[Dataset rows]
◇ ◇ ◇ ◇ ◇ ◇ ◇
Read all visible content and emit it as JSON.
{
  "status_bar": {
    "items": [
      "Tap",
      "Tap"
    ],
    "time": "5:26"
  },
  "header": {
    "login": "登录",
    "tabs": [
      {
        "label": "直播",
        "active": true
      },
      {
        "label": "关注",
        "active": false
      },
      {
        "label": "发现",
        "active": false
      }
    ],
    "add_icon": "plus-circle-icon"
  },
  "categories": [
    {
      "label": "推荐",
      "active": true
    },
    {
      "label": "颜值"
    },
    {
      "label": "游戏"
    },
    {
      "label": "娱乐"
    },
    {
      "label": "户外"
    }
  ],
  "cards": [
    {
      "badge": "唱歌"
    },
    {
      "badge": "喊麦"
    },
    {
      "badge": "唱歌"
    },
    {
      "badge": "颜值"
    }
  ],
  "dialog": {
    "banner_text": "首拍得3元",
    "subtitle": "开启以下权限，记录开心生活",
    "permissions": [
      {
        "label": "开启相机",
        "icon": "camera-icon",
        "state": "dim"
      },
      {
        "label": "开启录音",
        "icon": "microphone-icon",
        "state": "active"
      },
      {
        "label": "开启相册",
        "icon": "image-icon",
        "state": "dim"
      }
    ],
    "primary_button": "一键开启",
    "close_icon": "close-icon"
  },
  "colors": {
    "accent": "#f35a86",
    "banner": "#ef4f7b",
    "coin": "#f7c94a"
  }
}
◇ ◇ ◇ ◇ ◇ ◇ ◇
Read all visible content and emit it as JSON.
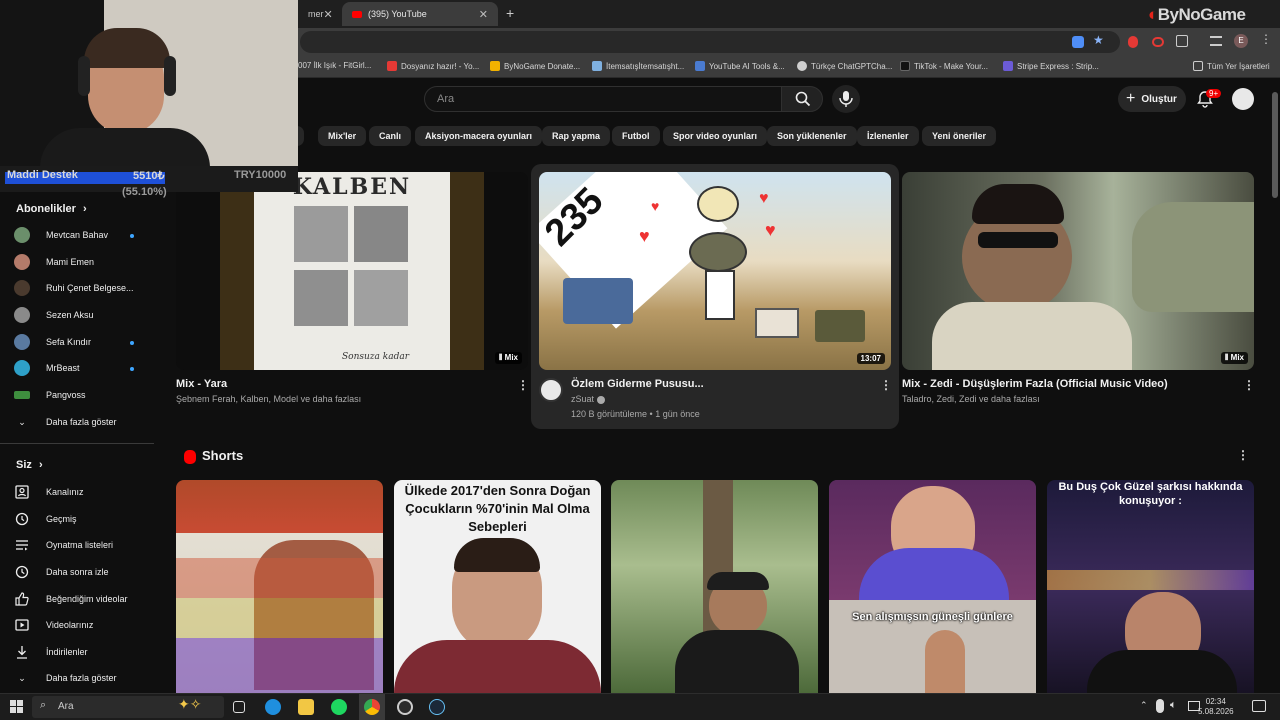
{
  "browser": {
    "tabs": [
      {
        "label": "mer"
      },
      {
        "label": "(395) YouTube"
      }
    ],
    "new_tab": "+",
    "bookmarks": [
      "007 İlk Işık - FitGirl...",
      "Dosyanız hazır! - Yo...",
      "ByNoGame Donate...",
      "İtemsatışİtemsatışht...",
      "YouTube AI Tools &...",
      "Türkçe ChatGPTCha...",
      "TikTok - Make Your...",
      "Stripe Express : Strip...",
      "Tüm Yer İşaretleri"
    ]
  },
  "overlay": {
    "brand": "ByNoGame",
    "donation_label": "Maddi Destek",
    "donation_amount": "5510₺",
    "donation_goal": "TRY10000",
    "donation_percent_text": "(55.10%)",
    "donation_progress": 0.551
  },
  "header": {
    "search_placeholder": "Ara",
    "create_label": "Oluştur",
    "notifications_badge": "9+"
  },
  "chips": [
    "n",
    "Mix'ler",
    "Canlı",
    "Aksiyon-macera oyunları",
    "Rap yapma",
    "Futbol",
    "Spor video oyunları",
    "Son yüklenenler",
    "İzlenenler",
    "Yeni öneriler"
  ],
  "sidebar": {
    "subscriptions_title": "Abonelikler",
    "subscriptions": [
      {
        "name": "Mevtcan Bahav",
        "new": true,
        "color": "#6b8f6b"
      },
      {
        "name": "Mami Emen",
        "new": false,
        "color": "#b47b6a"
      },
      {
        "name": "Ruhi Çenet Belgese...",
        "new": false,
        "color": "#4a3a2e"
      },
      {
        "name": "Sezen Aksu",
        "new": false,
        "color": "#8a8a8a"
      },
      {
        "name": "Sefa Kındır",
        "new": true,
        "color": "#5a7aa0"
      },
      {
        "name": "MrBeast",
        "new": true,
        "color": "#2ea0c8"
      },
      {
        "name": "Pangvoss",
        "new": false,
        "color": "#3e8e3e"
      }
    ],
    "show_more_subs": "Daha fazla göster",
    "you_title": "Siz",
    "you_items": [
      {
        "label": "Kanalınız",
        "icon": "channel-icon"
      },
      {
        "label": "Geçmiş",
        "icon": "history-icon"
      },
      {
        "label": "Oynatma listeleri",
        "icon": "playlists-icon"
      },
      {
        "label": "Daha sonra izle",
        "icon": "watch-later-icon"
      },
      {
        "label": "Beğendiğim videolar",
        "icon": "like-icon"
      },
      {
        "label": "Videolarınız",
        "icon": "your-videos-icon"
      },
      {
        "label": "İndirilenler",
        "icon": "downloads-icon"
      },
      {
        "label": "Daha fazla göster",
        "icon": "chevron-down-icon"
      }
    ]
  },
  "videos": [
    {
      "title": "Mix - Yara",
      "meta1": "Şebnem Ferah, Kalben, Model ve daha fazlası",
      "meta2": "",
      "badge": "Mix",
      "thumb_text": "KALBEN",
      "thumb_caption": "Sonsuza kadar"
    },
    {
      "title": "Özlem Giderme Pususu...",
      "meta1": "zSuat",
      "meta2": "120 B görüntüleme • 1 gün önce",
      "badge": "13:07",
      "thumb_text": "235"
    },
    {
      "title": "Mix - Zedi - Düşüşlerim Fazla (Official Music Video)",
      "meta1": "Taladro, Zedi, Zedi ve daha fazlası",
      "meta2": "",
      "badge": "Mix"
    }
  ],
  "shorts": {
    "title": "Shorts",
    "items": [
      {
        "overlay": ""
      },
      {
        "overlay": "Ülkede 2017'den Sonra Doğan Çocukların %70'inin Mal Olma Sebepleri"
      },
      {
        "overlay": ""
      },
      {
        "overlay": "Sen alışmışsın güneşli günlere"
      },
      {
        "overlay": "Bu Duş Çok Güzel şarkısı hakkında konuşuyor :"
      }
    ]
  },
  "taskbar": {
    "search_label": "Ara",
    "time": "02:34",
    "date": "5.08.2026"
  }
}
◇ ◇ ◇ ◇ ◇ ◇ ◇
▸ **To do**
Search the records for the word "Zedi", then list every line that has it.

▸ **In response**
      "title": "Mix - Zedi - Düşüşlerim Fazla (Official Music Video)",
      "meta1": "Taladro, Zedi, Zedi ve daha fazlası",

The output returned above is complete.